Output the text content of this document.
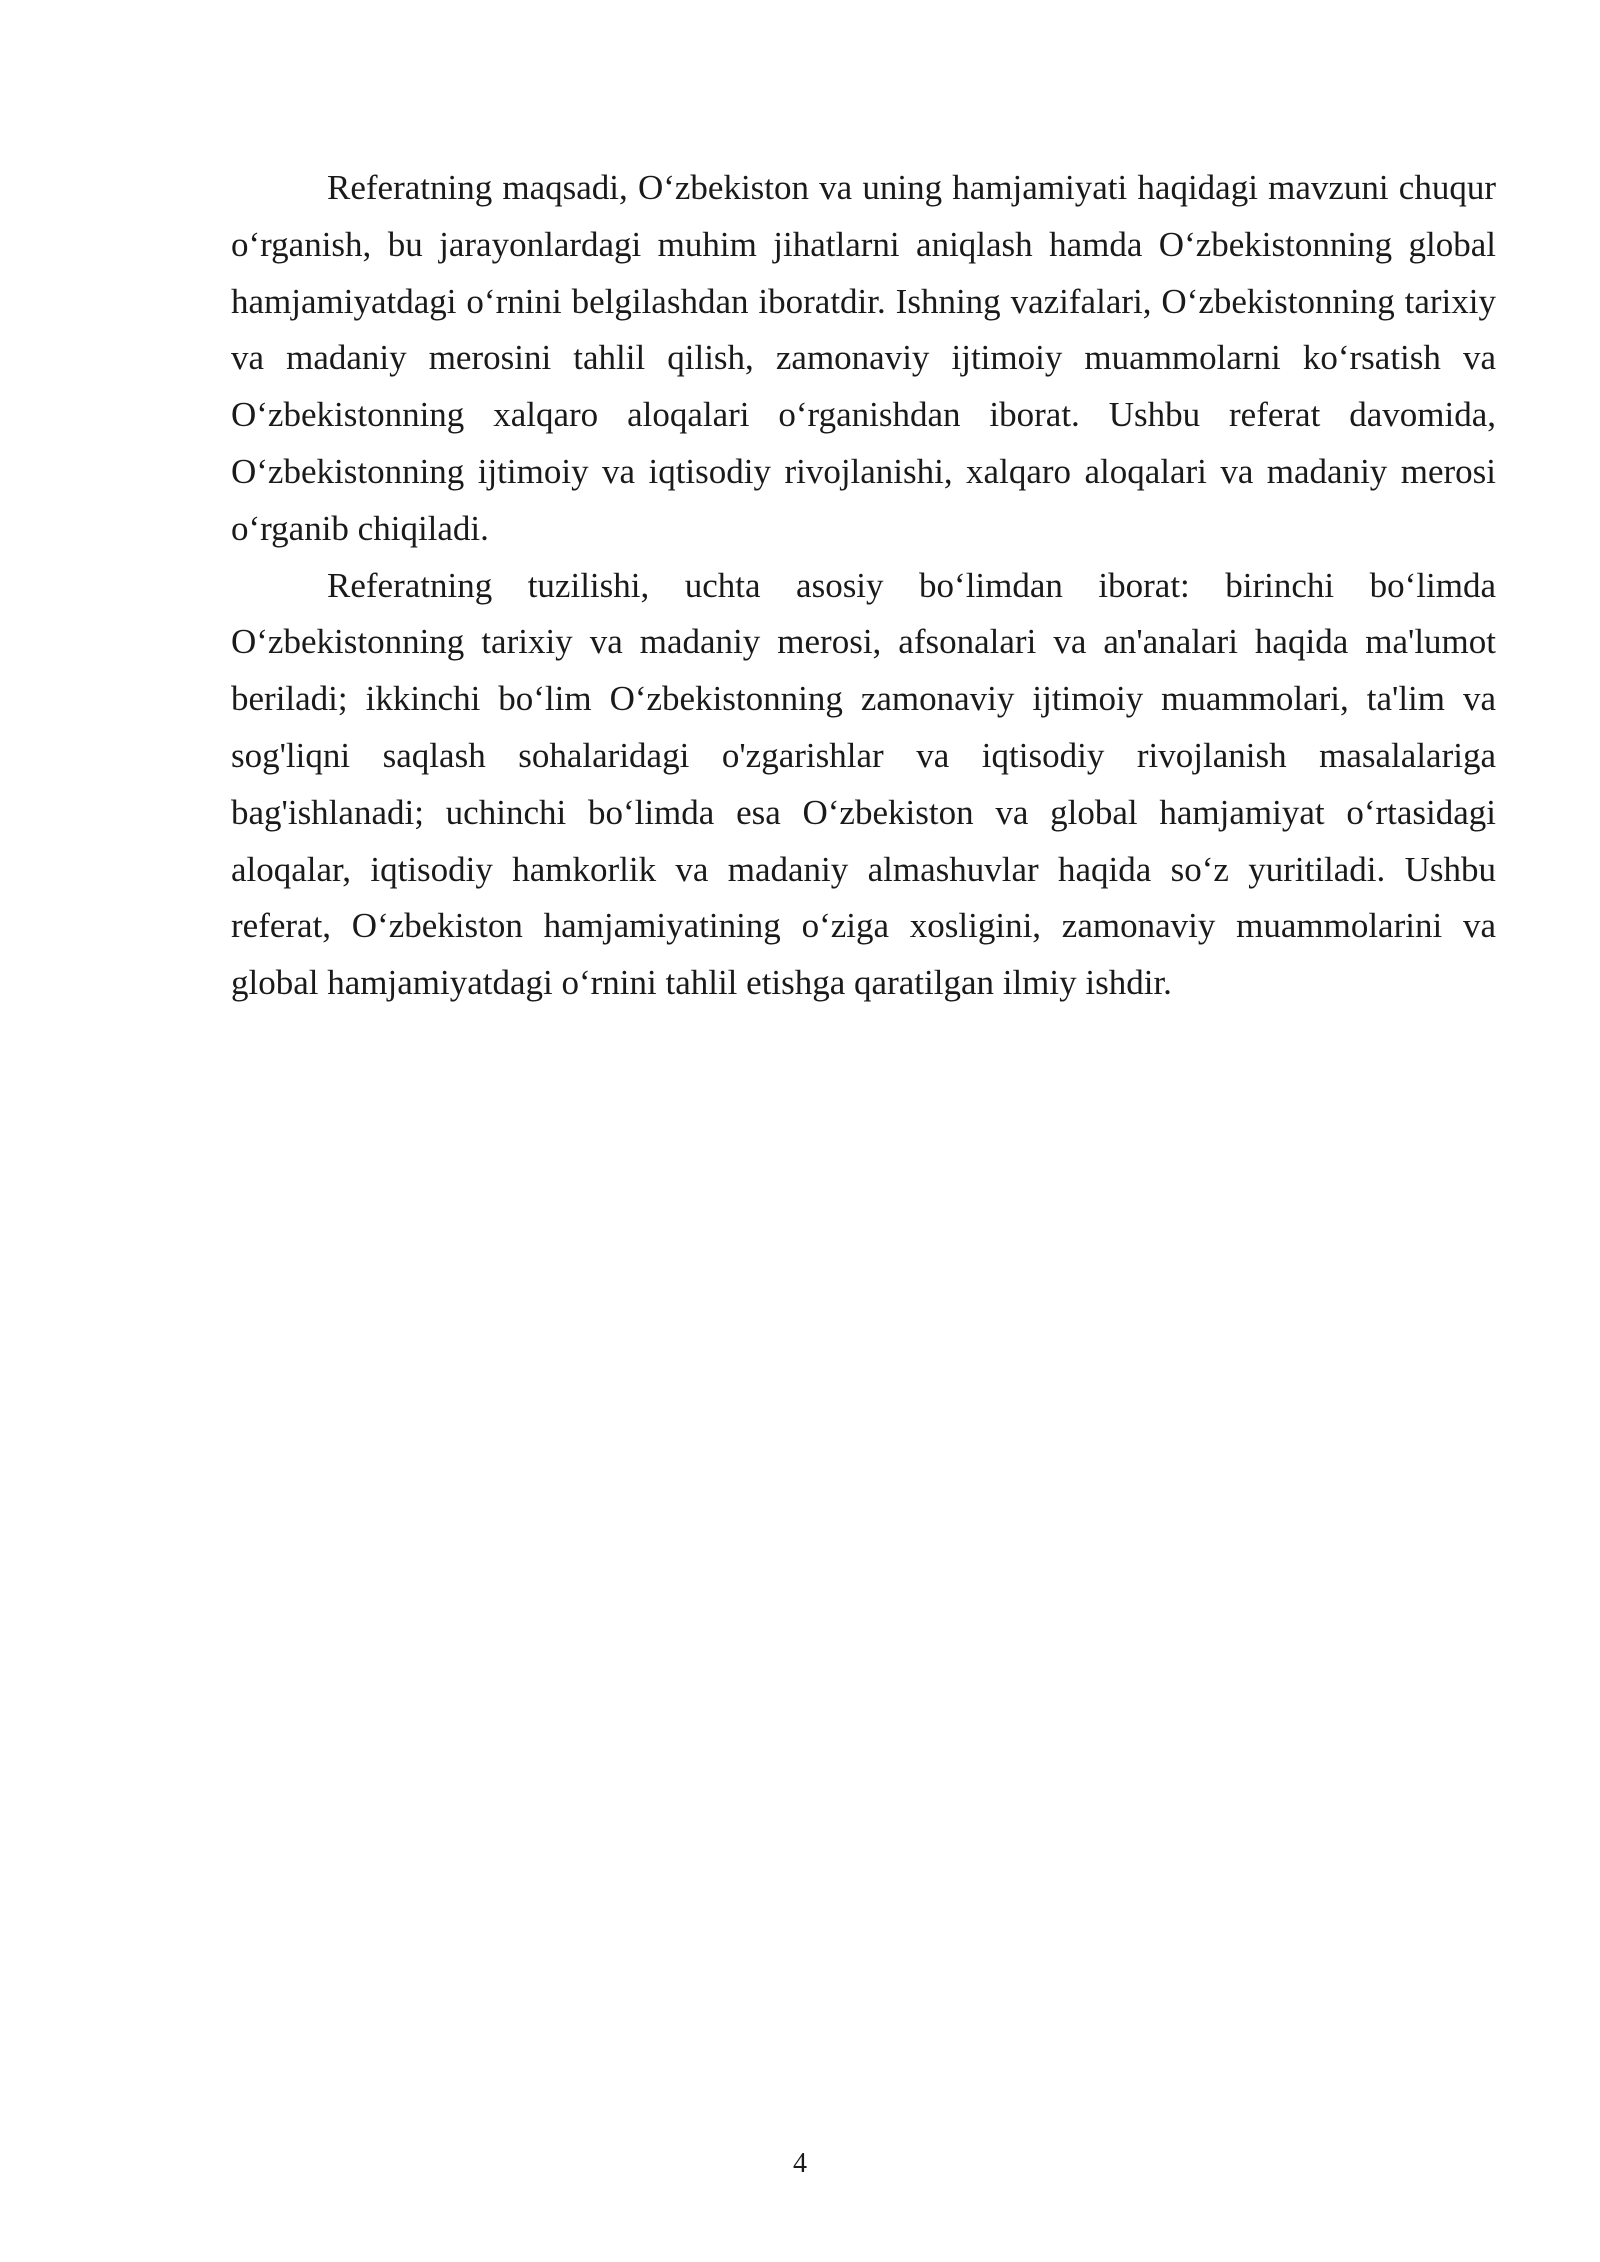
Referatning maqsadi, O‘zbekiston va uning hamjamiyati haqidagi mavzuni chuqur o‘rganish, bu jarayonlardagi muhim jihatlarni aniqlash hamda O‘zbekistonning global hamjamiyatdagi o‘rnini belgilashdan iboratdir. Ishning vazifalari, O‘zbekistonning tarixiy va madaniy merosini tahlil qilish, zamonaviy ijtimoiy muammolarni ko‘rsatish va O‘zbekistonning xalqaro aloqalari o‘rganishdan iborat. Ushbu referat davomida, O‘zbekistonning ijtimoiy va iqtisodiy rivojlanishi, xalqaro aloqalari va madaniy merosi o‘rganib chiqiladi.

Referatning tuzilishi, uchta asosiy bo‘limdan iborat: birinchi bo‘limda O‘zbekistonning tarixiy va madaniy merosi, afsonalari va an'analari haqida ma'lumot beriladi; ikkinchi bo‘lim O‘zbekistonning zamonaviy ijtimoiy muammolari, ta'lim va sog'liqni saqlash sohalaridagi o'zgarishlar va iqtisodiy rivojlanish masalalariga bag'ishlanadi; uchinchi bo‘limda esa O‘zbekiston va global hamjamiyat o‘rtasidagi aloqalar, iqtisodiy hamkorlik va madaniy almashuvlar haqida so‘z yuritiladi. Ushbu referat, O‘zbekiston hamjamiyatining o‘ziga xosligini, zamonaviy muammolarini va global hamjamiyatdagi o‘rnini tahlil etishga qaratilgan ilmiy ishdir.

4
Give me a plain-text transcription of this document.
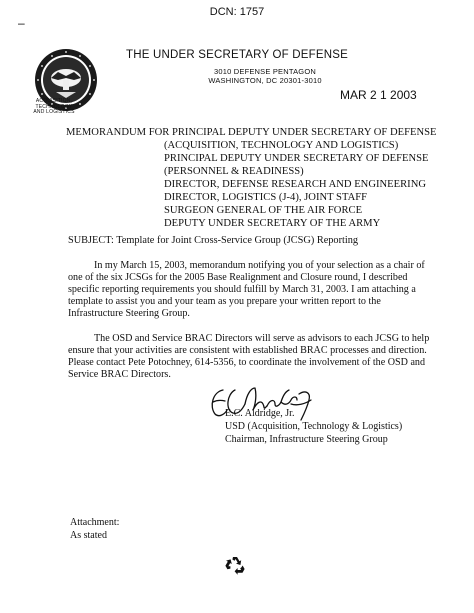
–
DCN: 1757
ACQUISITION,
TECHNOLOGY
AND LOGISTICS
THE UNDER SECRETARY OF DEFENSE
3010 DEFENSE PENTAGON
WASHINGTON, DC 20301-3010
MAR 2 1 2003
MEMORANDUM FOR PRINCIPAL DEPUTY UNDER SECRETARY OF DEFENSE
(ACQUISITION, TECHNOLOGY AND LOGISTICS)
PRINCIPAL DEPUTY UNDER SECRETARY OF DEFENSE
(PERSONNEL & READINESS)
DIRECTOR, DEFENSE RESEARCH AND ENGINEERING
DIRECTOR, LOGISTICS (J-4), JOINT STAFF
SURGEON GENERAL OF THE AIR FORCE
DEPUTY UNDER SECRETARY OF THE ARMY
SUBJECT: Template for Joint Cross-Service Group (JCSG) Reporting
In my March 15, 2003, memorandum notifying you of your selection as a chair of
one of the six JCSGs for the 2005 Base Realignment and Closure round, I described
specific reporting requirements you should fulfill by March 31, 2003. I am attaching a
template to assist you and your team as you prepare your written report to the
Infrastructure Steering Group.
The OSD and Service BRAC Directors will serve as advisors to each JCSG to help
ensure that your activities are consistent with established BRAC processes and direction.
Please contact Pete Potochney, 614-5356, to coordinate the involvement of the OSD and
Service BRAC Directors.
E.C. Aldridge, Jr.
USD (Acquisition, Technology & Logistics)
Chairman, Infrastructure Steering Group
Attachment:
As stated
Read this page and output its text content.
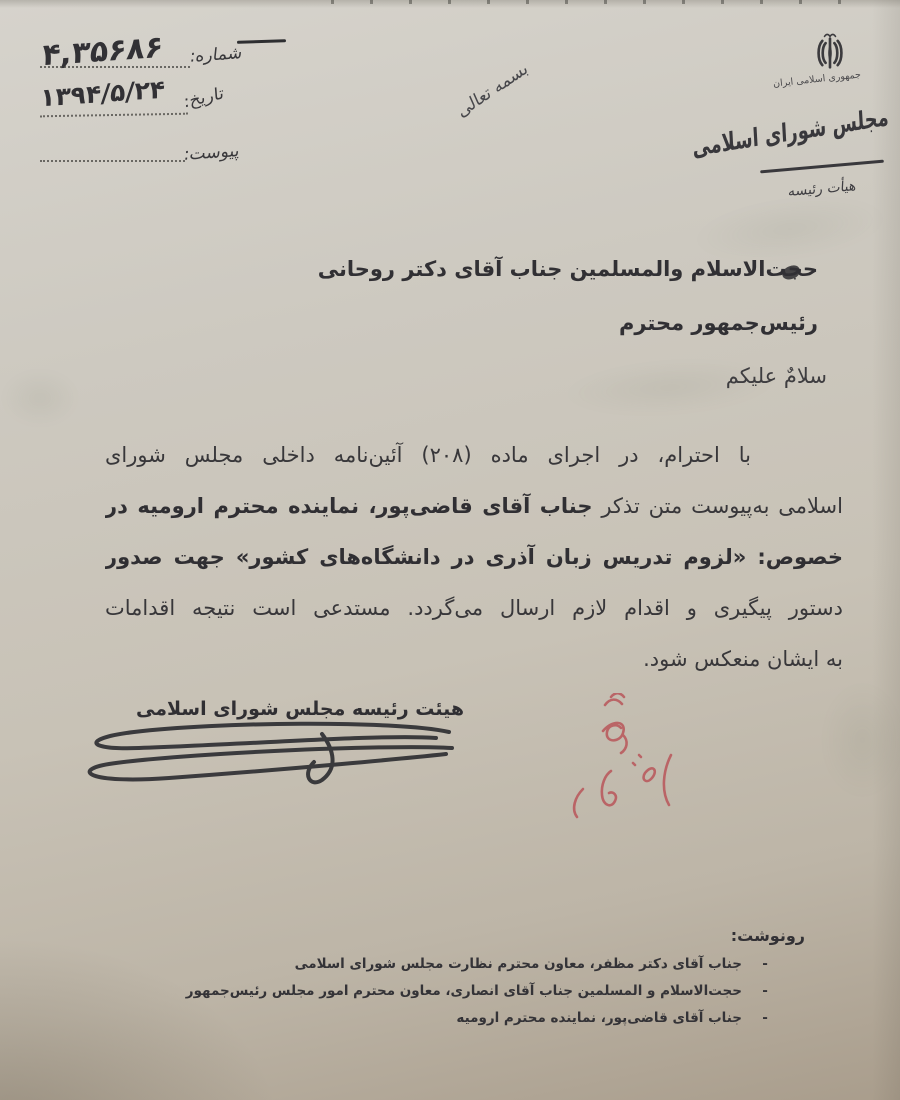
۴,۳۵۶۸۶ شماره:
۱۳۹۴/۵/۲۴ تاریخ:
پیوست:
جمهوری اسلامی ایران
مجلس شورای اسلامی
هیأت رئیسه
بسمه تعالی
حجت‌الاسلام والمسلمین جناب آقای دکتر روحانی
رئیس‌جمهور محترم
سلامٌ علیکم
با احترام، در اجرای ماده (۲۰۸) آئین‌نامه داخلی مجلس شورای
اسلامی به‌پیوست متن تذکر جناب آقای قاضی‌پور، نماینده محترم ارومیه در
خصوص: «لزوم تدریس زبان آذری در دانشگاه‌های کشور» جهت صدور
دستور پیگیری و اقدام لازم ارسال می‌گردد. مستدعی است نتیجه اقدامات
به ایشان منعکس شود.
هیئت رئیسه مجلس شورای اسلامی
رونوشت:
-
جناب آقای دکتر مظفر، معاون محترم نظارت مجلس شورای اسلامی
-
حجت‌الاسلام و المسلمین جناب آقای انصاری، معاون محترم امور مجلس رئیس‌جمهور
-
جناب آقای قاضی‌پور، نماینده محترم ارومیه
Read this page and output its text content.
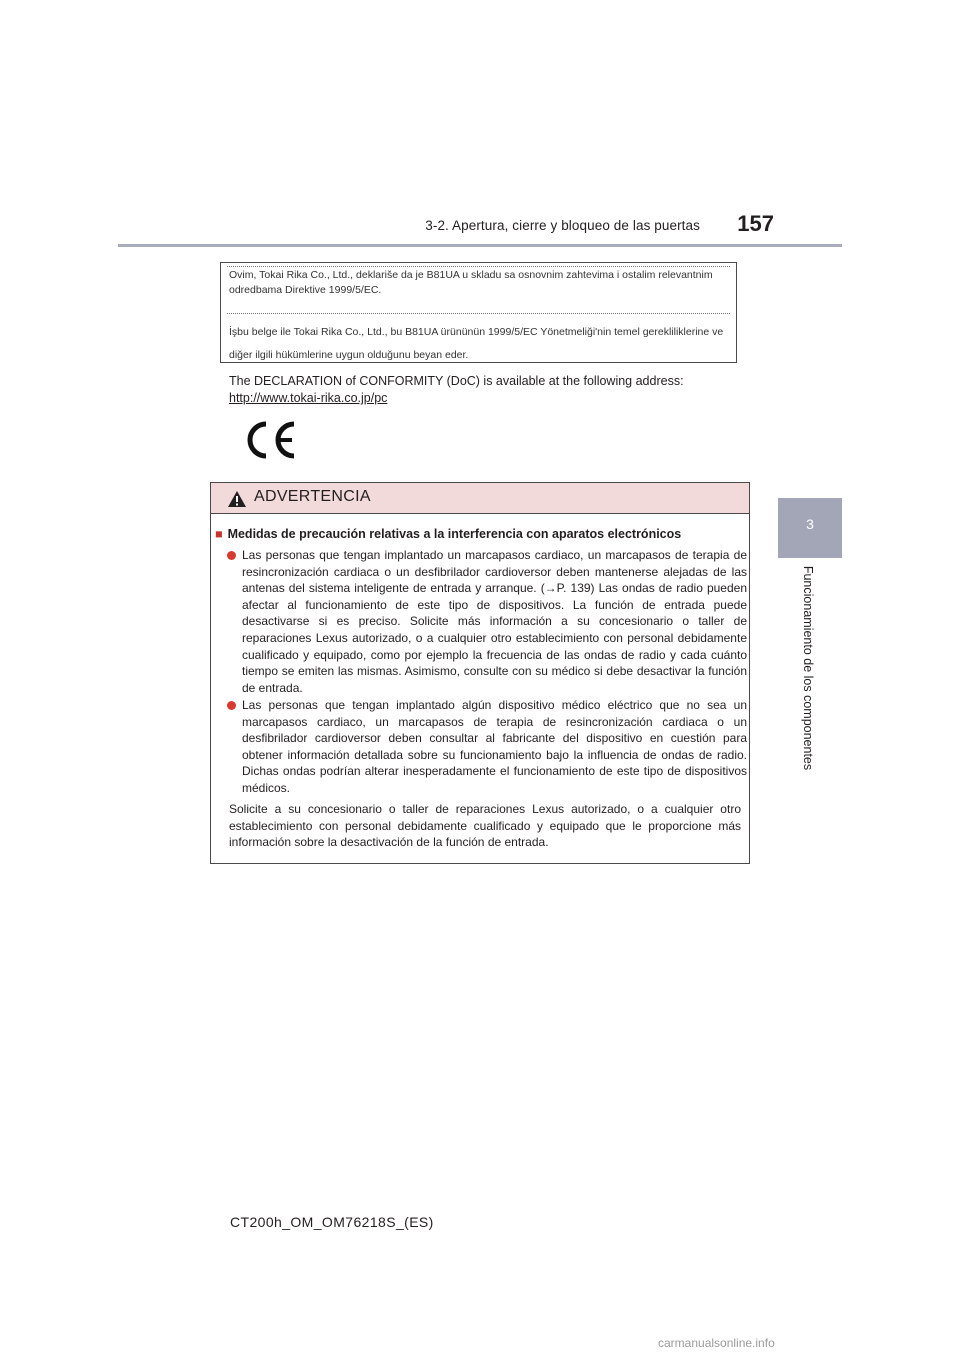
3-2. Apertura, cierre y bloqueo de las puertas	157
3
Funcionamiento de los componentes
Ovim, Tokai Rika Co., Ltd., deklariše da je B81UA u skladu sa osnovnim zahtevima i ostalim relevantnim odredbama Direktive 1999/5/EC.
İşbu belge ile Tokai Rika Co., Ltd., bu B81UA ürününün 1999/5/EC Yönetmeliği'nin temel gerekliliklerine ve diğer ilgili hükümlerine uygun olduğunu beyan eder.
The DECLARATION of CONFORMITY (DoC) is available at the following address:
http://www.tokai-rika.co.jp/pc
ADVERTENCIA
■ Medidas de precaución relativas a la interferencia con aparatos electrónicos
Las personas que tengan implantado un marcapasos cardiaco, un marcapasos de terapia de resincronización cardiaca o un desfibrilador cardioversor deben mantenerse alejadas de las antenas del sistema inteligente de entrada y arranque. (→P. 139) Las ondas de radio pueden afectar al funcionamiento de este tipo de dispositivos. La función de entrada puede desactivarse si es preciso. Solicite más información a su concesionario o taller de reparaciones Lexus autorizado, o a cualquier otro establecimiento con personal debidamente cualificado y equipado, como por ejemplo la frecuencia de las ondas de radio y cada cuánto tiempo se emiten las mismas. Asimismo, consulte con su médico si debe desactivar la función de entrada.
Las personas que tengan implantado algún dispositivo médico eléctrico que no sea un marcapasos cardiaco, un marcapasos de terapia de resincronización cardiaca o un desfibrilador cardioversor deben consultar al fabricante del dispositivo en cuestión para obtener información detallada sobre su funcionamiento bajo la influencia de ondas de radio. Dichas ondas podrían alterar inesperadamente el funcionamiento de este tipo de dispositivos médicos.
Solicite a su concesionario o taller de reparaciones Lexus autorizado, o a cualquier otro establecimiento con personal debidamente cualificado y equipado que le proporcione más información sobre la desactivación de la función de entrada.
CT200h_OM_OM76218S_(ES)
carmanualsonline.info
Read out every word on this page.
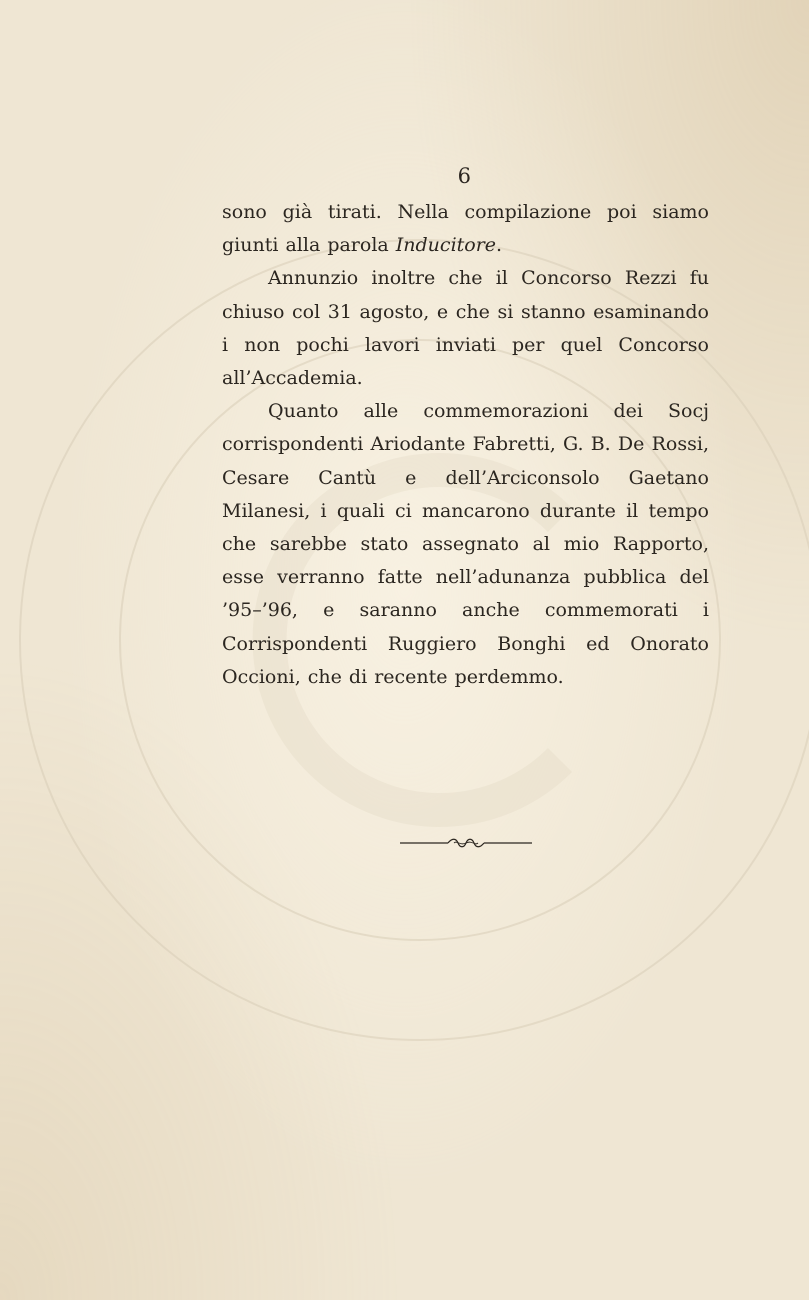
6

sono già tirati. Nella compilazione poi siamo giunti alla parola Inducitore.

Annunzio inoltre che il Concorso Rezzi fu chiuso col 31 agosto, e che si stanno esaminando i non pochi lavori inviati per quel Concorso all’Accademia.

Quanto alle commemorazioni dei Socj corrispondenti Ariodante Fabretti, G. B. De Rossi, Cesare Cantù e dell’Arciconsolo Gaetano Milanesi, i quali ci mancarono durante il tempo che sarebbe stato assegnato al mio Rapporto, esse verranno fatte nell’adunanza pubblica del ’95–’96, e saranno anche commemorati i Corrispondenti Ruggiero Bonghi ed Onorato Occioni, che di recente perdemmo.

________________________________________

## Problem statement
From the material above, gather all lines that include the string "BRAC" and copy them.

## Response
The OSD and Service BRAC Directors will serve as advisors to each JCSG to help
ensure that your activities are consistent with established BRAC processes and direction.
Service BRAC Directors.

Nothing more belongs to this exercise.